Raw data:
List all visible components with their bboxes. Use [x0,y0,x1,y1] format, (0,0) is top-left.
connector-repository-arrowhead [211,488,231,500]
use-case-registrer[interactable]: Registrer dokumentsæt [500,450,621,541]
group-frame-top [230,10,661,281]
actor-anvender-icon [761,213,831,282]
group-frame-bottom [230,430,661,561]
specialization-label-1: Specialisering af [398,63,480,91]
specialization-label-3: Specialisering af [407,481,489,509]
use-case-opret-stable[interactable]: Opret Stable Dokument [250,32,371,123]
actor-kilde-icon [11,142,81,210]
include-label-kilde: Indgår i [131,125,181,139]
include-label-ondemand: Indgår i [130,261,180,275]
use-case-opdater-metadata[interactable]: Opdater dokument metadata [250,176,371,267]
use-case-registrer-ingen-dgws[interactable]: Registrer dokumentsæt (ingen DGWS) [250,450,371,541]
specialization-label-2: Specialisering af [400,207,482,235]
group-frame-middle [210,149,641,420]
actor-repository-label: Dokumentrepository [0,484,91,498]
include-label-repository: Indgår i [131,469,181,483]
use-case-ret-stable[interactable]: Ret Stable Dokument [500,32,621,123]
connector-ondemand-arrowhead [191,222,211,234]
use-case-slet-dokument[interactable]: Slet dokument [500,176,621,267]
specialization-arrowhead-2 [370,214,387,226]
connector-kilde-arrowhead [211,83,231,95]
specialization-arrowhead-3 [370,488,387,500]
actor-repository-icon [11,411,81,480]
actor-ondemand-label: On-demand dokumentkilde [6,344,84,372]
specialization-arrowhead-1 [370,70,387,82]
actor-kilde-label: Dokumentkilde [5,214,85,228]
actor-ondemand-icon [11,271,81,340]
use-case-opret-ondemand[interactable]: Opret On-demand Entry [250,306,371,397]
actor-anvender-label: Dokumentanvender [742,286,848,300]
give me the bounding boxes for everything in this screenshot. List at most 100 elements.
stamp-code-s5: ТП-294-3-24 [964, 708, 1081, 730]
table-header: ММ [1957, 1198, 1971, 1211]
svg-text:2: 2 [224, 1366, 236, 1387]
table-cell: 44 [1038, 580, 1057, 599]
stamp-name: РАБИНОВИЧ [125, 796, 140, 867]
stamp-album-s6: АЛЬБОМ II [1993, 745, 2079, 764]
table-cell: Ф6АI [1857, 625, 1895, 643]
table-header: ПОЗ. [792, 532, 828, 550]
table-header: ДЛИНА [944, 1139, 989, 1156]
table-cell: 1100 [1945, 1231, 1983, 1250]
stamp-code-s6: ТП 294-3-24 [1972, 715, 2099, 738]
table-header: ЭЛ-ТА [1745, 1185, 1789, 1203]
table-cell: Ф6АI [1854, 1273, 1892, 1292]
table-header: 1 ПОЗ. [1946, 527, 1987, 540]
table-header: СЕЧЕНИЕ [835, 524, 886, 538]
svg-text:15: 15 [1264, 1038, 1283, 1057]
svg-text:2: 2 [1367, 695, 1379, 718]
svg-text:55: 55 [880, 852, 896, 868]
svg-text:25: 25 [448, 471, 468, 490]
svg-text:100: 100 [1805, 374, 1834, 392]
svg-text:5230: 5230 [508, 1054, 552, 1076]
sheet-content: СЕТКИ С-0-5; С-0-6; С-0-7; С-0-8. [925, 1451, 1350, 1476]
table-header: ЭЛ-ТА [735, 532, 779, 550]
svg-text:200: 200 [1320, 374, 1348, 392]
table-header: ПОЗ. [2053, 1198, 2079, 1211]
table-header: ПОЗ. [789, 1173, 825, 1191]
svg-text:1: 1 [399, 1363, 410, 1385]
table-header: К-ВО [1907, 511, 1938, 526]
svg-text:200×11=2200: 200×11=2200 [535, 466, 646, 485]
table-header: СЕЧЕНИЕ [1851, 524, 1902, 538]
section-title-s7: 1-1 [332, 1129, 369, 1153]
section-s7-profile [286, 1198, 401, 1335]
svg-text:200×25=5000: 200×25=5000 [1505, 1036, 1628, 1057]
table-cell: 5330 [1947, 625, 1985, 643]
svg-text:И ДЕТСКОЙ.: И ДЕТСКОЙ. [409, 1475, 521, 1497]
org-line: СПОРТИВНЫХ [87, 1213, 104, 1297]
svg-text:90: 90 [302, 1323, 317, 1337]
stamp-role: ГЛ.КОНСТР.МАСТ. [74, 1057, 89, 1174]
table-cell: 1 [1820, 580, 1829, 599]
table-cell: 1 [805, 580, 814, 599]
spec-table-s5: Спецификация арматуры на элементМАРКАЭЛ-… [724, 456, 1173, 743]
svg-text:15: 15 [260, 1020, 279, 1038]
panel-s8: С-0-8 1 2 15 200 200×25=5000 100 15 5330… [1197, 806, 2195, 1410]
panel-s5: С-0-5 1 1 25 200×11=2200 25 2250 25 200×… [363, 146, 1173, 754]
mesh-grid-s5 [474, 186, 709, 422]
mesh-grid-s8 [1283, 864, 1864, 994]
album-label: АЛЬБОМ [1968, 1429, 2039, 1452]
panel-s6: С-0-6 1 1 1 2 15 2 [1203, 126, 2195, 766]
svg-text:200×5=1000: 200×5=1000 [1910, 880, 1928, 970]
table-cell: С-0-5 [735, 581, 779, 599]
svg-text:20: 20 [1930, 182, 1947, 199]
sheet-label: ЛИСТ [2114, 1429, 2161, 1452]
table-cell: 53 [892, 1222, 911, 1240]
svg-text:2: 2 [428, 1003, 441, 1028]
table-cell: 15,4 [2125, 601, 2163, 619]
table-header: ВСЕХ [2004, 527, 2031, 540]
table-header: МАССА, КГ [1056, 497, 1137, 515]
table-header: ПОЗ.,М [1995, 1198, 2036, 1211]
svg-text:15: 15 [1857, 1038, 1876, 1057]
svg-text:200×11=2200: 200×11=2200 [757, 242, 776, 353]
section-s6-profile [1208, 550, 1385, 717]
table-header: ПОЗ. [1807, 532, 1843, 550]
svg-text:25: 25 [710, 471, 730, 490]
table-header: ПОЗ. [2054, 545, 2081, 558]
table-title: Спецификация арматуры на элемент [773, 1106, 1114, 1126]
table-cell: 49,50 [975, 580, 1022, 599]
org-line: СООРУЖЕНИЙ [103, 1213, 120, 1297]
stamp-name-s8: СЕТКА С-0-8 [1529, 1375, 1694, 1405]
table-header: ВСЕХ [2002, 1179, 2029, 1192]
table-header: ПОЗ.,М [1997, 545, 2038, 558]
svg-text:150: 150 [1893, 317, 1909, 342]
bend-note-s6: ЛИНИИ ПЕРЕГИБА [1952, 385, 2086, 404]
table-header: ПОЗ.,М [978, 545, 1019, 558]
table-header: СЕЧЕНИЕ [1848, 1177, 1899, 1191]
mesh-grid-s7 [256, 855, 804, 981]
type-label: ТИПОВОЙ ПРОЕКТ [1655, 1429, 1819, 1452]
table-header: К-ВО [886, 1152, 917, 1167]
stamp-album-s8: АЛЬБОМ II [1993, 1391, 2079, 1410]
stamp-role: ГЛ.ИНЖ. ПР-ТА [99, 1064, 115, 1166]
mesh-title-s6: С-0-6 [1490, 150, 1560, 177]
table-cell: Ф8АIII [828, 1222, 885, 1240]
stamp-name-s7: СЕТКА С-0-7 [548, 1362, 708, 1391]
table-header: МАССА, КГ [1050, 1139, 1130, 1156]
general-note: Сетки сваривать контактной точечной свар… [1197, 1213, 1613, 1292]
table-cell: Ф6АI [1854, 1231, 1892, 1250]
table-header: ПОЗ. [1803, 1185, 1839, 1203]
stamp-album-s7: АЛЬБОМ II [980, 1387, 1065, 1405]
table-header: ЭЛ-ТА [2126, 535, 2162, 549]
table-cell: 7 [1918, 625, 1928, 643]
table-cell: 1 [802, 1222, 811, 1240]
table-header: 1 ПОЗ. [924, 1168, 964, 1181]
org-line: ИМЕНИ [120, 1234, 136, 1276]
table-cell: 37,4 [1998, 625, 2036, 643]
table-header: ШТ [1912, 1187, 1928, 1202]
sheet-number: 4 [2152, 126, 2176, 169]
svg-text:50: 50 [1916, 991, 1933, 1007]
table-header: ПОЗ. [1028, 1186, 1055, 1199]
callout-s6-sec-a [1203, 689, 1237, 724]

Set task: Duplicate the lines from the start of the records through the line that contains "table-header: ММ [1957, 1198, 1971, 1211]", including that line.

Correct result:
List all visible components with their bboxes. Use [x0,y0,x1,y1] format, (0,0) is top-left.
connector-repository-arrowhead [211,488,231,500]
use-case-registrer[interactable]: Registrer dokumentsæt [500,450,621,541]
group-frame-top [230,10,661,281]
actor-anvender-icon [761,213,831,282]
group-frame-bottom [230,430,661,561]
specialization-label-1: Specialisering af [398,63,480,91]
specialization-label-3: Specialisering af [407,481,489,509]
use-case-opret-stable[interactable]: Opret Stable Dokument [250,32,371,123]
actor-kilde-icon [11,142,81,210]
include-label-kilde: Indgår i [131,125,181,139]
include-label-ondemand: Indgår i [130,261,180,275]
use-case-opdater-metadata[interactable]: Opdater dokument metadata [250,176,371,267]
use-case-registrer-ingen-dgws[interactable]: Registrer dokumentsæt (ingen DGWS) [250,450,371,541]
specialization-label-2: Specialisering af [400,207,482,235]
group-frame-middle [210,149,641,420]
actor-repository-label: Dokumentrepository [0,484,91,498]
include-label-repository: Indgår i [131,469,181,483]
use-case-ret-stable[interactable]: Ret Stable Dokument [500,32,621,123]
connector-ondemand-arrowhead [191,222,211,234]
use-case-slet-dokument[interactable]: Slet dokument [500,176,621,267]
specialization-arrowhead-2 [370,214,387,226]
connector-kilde-arrowhead [211,83,231,95]
specialization-arrowhead-3 [370,488,387,500]
actor-repository-icon [11,411,81,480]
actor-ondemand-label: On-demand dokumentkilde [6,344,84,372]
specialization-arrowhead-1 [370,70,387,82]
actor-kilde-label: Dokumentkilde [5,214,85,228]
actor-ondemand-icon [11,271,81,340]
use-case-opret-ondemand[interactable]: Opret On-demand Entry [250,306,371,397]
actor-anvender-label: Dokumentanvender [742,286,848,300]
give me the bounding boxes for everything in this screenshot. List at most 100 elements.
stamp-code-s5: ТП-294-3-24 [964, 708, 1081, 730]
table-header: ММ [1957, 1198, 1971, 1211]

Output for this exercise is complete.